WHAT THE EXERCISE ASKS:
Retype the whole listing verbatim and keep the pictures out of it.

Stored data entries
----------------------------------------

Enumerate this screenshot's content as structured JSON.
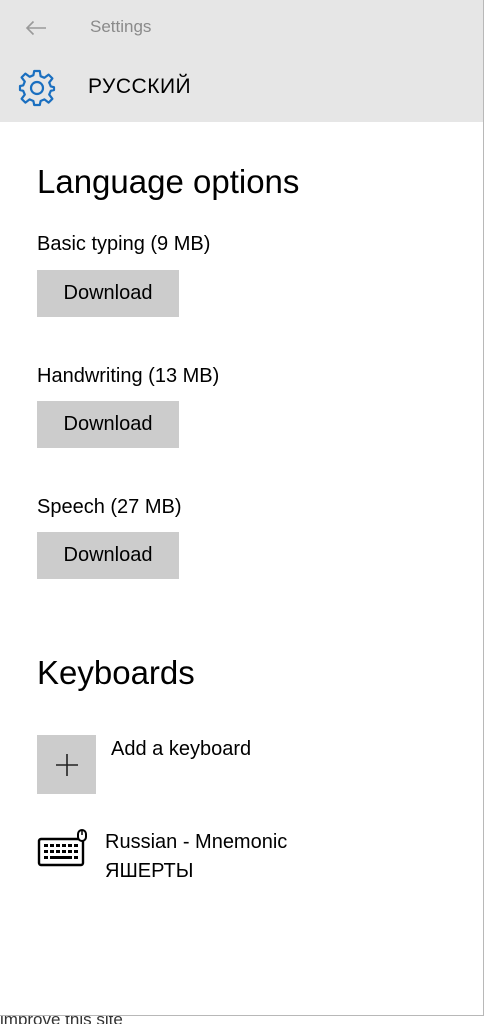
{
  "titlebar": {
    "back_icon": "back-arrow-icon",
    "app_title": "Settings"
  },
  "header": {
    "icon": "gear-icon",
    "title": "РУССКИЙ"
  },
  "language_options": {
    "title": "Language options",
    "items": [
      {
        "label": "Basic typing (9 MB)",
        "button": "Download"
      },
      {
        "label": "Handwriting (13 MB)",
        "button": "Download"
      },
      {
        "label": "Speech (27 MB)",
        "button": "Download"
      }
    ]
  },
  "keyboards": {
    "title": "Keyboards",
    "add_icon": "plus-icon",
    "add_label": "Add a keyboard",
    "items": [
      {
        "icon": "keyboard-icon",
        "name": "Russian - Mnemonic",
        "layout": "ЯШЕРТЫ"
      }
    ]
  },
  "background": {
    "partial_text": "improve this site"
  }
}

----------------------------------------

COMPLETED EXERCISE:
Enumerate this screenshot's content as structured JSON.
{
  "titlebar": {
    "back_icon": "back-arrow-icon",
    "app_title": "Settings"
  },
  "header": {
    "icon": "gear-icon",
    "title": "РУССКИЙ"
  },
  "language_options": {
    "title": "Language options",
    "items": [
      {
        "label": "Basic typing (9 MB)",
        "button": "Download"
      },
      {
        "label": "Handwriting (13 MB)",
        "button": "Download"
      },
      {
        "label": "Speech (27 MB)",
        "button": "Download"
      }
    ]
  },
  "keyboards": {
    "title": "Keyboards",
    "add_icon": "plus-icon",
    "add_label": "Add a keyboard",
    "items": [
      {
        "icon": "keyboard-icon",
        "name": "Russian - Mnemonic",
        "layout": "ЯШЕРТЫ"
      }
    ]
  },
  "background": {
    "partial_text": "improve this site"
  }
}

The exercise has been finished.